#### YOUR TASK:
Work out the number of lines with the word "WaaSDeploymentStatus" in the material below, then reply with that number only.

Start TASK DATA

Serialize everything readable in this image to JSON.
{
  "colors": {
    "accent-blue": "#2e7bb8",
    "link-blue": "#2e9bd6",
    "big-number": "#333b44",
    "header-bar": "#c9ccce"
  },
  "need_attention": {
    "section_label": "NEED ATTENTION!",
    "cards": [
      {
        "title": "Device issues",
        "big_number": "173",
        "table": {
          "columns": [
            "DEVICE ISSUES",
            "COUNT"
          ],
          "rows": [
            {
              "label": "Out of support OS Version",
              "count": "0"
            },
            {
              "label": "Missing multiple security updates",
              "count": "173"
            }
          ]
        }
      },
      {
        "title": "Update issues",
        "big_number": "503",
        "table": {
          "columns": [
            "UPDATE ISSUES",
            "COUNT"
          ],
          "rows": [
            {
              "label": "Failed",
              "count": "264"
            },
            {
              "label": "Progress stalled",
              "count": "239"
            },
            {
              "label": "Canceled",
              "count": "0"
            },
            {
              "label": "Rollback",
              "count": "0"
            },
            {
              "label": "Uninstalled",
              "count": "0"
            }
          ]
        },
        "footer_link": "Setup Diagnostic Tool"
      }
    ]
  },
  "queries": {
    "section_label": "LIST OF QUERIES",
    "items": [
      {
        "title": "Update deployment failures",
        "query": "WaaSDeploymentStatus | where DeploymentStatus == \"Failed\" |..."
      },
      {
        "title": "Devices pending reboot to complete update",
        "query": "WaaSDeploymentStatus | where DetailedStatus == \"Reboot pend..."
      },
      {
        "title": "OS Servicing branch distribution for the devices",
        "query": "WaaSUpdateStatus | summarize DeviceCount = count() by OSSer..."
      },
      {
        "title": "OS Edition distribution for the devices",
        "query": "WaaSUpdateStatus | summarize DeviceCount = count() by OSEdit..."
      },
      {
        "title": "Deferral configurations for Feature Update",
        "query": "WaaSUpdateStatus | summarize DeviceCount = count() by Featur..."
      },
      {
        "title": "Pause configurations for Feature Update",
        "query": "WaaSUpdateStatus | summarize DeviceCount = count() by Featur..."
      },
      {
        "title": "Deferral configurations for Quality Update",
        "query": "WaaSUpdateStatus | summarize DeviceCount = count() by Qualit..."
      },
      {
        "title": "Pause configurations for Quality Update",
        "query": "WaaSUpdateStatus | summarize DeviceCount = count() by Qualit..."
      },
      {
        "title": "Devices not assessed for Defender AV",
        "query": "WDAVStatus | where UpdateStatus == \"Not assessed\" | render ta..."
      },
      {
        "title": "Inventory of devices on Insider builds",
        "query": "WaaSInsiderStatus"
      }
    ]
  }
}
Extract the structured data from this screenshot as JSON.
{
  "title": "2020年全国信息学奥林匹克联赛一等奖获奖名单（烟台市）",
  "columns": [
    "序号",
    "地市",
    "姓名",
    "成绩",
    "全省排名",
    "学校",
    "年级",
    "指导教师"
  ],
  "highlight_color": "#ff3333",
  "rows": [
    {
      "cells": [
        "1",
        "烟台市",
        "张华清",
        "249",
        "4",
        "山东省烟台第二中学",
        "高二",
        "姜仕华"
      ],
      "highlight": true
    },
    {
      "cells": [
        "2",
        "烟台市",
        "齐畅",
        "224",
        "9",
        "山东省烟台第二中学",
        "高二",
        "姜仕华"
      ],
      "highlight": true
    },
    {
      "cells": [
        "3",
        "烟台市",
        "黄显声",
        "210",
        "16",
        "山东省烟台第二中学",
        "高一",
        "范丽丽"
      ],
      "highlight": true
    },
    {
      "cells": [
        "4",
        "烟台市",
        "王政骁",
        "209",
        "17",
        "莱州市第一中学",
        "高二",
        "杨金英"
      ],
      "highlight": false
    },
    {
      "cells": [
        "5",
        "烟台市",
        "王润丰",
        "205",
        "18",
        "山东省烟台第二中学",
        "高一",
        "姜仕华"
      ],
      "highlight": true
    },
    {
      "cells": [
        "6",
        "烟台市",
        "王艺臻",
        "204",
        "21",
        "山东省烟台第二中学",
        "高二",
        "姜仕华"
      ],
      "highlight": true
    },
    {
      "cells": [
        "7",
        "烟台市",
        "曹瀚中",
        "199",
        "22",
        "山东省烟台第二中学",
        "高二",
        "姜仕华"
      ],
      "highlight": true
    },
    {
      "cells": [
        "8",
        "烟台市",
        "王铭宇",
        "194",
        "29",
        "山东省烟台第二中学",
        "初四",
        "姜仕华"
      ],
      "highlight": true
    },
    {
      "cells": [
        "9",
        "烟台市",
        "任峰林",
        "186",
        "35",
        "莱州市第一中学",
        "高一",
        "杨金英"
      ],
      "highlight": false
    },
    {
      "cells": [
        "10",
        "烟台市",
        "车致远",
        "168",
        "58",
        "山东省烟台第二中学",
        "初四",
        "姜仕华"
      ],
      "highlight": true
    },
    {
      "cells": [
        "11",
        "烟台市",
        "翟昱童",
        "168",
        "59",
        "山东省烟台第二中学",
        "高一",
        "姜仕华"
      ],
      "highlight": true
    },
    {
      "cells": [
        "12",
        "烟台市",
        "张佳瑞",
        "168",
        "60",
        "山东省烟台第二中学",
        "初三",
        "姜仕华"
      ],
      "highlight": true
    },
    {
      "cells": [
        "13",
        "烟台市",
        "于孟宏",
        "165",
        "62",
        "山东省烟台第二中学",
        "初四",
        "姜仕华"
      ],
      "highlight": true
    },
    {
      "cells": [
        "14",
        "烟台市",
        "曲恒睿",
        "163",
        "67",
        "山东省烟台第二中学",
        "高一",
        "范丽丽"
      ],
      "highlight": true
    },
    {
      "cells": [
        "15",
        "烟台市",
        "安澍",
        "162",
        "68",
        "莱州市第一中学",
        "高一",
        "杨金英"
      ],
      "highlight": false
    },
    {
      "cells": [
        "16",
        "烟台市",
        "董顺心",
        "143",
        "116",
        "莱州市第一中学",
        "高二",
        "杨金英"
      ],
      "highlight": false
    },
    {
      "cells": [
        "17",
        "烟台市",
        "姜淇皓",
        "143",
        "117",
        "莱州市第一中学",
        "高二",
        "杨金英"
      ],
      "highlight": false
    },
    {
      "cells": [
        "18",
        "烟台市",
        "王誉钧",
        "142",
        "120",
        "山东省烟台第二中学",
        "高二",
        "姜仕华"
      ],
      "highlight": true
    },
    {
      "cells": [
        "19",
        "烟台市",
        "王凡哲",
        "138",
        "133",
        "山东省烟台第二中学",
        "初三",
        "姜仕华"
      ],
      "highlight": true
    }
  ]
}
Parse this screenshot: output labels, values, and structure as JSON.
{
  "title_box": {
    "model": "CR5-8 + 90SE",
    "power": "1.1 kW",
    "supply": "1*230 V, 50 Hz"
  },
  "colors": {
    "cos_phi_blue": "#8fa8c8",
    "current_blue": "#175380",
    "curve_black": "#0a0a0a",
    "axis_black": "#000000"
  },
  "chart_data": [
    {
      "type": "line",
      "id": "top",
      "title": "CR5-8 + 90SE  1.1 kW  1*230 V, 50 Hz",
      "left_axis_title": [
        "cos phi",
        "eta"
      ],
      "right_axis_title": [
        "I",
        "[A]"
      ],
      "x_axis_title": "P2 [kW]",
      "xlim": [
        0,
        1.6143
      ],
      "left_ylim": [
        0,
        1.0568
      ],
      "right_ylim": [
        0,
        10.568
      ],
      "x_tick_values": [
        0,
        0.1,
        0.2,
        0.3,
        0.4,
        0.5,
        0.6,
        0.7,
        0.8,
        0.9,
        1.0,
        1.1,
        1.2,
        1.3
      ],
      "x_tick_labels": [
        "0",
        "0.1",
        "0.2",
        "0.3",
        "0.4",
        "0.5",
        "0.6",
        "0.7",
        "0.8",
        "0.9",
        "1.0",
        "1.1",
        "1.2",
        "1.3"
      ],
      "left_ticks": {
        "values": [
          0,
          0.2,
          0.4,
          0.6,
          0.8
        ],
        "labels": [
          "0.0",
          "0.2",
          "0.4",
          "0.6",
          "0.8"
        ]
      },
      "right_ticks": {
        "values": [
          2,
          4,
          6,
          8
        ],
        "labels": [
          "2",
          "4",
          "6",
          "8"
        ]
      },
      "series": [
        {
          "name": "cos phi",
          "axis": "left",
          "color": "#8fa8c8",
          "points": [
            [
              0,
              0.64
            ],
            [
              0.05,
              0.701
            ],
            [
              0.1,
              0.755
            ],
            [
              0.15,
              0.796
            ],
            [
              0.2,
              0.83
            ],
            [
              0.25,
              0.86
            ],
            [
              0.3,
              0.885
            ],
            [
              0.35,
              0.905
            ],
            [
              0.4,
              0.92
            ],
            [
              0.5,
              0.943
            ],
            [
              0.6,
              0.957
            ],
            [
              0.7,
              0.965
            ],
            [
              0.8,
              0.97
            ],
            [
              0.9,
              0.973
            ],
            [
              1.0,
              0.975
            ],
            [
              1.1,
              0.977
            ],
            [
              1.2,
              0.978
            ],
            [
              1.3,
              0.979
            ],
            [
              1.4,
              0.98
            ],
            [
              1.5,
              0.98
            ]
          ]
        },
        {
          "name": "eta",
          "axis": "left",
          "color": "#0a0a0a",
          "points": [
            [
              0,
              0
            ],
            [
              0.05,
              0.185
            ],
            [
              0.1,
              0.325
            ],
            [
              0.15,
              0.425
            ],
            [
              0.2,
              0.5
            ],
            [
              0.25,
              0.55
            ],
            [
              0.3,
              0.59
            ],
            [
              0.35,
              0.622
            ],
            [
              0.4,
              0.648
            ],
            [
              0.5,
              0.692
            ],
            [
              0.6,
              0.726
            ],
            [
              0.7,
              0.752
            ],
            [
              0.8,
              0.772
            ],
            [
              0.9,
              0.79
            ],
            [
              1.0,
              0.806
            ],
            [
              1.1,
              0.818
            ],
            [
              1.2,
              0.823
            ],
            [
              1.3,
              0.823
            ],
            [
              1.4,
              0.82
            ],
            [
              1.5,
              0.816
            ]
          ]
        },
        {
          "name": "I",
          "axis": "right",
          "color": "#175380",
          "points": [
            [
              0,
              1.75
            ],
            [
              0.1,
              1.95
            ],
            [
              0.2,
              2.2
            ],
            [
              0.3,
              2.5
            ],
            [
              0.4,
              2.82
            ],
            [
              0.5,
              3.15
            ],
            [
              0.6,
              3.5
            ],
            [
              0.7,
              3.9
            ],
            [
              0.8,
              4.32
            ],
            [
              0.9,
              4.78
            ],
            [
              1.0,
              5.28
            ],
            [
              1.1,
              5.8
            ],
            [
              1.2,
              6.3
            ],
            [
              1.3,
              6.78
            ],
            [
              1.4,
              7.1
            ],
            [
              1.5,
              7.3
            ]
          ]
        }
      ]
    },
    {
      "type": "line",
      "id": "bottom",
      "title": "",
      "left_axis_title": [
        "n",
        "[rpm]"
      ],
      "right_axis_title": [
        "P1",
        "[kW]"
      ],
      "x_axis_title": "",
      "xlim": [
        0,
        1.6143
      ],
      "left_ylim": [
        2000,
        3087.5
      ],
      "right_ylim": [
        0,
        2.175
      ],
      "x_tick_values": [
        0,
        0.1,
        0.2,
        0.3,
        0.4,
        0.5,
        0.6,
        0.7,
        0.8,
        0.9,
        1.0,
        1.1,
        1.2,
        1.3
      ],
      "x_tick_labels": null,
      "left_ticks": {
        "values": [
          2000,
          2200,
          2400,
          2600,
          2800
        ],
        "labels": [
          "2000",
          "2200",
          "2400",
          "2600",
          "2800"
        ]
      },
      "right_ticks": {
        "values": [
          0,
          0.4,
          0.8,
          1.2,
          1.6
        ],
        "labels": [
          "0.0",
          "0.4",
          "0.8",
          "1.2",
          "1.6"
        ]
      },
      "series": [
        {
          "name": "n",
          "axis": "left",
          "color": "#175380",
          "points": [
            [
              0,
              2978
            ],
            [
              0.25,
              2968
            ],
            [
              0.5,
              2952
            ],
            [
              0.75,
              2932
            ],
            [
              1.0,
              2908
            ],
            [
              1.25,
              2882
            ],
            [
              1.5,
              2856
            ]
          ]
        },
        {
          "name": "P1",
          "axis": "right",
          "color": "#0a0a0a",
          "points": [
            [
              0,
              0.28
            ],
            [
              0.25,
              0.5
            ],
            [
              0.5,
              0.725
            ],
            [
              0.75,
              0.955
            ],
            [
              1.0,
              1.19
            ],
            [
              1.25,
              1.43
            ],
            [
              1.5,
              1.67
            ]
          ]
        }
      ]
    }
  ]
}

End TASK DATA

#### CORRECT RESPONSE:
2